- [Assignment] Report the number of lines in the data below where the string "facility" shows up, and only that number.

Transcription dataset entries
╭──

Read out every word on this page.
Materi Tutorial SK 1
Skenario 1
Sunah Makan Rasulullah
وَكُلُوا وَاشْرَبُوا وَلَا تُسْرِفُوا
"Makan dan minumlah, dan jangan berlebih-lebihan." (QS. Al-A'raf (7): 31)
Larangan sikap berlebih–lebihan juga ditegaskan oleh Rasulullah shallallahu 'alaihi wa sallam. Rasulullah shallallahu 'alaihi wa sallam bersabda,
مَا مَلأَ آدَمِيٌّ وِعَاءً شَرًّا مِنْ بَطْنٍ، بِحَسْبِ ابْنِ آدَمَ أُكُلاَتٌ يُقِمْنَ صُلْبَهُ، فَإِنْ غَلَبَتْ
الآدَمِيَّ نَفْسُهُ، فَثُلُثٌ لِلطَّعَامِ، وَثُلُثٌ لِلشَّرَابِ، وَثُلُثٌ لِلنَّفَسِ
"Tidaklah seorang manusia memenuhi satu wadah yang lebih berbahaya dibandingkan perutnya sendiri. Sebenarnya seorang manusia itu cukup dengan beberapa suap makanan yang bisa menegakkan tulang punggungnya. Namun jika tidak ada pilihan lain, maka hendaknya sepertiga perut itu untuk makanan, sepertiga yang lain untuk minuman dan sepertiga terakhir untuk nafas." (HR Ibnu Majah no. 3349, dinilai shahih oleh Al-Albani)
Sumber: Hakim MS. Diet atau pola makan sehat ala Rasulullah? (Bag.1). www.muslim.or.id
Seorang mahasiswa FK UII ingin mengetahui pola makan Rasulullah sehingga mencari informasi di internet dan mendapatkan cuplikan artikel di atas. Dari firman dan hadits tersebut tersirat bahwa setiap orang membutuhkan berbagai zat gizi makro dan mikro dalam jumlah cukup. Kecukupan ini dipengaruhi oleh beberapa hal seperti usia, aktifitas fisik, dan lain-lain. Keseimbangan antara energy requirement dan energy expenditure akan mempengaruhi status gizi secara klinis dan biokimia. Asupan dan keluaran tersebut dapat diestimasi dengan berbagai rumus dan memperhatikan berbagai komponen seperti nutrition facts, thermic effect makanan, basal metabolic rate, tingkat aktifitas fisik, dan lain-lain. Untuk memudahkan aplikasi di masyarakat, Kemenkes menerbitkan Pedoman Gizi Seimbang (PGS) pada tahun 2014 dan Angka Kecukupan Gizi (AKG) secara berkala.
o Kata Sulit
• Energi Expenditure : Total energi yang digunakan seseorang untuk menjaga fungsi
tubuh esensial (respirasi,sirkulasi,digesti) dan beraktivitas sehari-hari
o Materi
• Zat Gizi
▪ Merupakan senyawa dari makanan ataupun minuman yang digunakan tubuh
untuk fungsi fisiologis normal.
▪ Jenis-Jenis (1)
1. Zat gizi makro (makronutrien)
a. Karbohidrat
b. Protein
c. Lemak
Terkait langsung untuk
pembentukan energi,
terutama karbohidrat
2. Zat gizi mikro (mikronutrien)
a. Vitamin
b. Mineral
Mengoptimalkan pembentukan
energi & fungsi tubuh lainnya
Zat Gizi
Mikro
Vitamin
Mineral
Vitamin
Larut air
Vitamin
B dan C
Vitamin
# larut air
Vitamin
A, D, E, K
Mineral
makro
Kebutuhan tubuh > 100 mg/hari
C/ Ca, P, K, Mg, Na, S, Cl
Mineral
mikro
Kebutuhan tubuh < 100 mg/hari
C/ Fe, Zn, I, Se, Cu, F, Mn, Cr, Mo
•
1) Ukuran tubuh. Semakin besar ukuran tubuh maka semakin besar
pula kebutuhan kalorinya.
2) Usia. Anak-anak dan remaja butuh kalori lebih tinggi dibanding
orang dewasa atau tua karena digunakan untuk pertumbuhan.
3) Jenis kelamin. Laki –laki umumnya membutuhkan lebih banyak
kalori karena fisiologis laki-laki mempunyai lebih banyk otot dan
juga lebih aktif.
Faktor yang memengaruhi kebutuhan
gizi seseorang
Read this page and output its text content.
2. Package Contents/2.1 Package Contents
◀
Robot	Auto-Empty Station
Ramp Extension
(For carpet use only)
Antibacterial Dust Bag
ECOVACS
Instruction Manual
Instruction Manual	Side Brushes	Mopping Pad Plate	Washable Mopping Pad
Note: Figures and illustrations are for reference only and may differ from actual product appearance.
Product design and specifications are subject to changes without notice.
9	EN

╰──
╭──

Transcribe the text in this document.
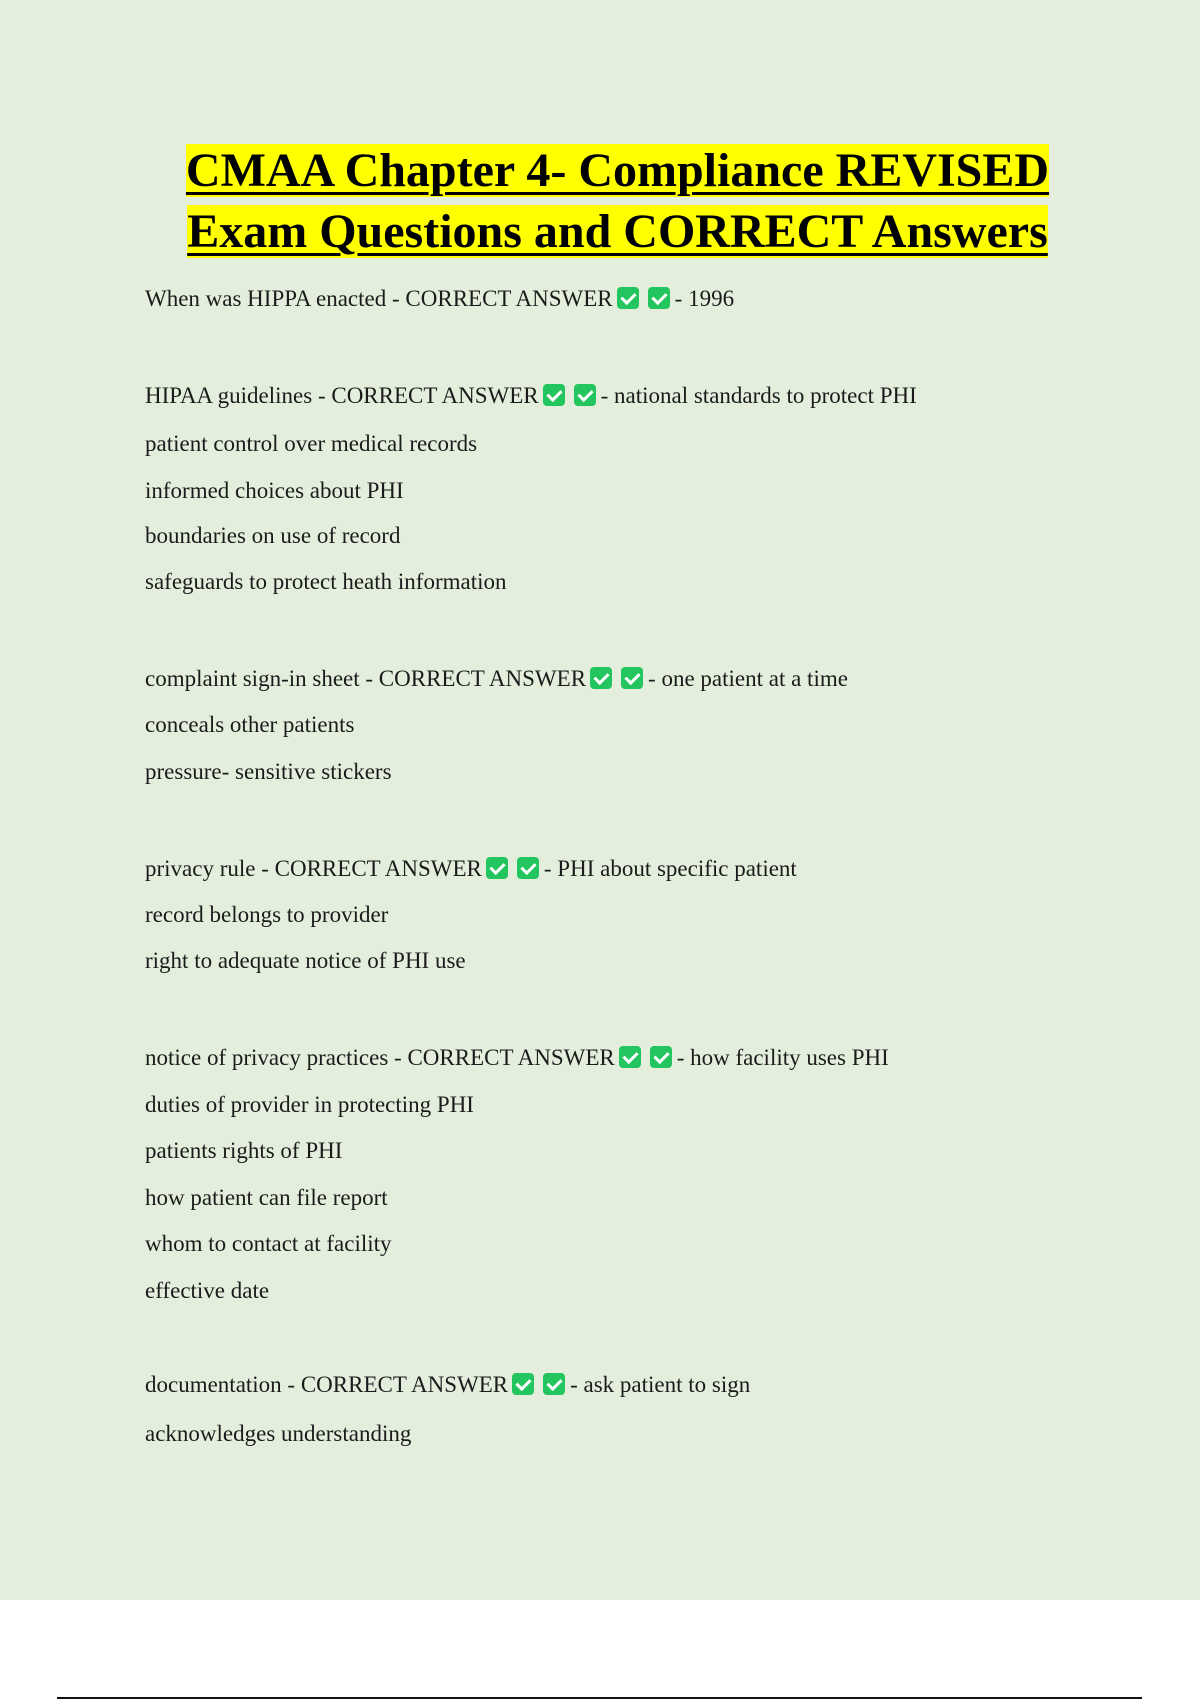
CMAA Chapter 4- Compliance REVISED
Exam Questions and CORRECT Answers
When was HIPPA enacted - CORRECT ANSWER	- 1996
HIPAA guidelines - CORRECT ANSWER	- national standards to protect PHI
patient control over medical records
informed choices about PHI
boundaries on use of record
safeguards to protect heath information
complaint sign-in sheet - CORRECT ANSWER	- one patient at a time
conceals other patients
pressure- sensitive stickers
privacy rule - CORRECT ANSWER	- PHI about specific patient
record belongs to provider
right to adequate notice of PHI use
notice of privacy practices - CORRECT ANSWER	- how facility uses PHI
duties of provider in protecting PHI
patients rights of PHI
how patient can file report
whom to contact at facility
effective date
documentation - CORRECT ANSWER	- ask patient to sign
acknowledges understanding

╰──

- [Result] 2